START Input for this task

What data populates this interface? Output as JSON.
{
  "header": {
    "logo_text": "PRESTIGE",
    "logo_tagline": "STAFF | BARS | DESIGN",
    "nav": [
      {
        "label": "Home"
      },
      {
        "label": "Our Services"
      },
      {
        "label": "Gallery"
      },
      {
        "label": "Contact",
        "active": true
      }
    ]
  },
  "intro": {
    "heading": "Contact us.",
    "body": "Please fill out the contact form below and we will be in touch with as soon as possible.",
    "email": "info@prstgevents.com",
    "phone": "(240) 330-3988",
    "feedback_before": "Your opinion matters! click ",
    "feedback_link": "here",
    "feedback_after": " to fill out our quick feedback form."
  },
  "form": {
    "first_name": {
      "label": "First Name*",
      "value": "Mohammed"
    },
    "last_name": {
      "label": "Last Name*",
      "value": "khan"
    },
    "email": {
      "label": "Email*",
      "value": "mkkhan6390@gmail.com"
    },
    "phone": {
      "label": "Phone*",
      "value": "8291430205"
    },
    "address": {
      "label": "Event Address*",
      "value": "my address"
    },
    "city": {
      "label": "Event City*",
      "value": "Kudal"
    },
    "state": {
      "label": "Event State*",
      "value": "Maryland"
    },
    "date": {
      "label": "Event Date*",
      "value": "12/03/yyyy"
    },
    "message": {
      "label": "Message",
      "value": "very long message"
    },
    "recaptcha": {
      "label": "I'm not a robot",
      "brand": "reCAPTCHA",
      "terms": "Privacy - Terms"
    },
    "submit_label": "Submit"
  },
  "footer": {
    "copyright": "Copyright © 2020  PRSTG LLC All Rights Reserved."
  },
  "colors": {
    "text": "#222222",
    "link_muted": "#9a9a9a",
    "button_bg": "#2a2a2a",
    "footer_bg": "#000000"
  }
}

END Input for this task

● Set task:
Type out the full listing again, exactly as given.

● Full solution:
What data populates this interface? Output as JSON.
{
  "header": {
    "logo_text": "PRESTIGE",
    "logo_tagline": "STAFF | BARS | DESIGN",
    "nav": [
      {
        "label": "Home"
      },
      {
        "label": "Our Services"
      },
      {
        "label": "Gallery"
      },
      {
        "label": "Contact",
        "active": true
      }
    ]
  },
  "intro": {
    "heading": "Contact us.",
    "body": "Please fill out the contact form below and we will be in touch with as soon as possible.",
    "email": "info@prstgevents.com",
    "phone": "(240) 330-3988",
    "feedback_before": "Your opinion matters! click ",
    "feedback_link": "here",
    "feedback_after": " to fill out our quick feedback form."
  },
  "form": {
    "first_name": {
      "label": "First Name*",
      "value": "Mohammed"
    },
    "last_name": {
      "label": "Last Name*",
      "value": "khan"
    },
    "email": {
      "label": "Email*",
      "value": "mkkhan6390@gmail.com"
    },
    "phone": {
      "label": "Phone*",
      "value": "8291430205"
    },
    "address": {
      "label": "Event Address*",
      "value": "my address"
    },
    "city": {
      "label": "Event City*",
      "value": "Kudal"
    },
    "state": {
      "label": "Event State*",
      "value": "Maryland"
    },
    "date": {
      "label": "Event Date*",
      "value": "12/03/yyyy"
    },
    "message": {
      "label": "Message",
      "value": "very long message"
    },
    "recaptcha": {
      "label": "I'm not a robot",
      "brand": "reCAPTCHA",
      "terms": "Privacy - Terms"
    },
    "submit_label": "Submit"
  },
  "footer": {
    "copyright": "Copyright © 2020  PRSTG LLC All Rights Reserved."
  },
  "colors": {
    "text": "#222222",
    "link_muted": "#9a9a9a",
    "button_bg": "#2a2a2a",
    "footer_bg": "#000000"
  }
}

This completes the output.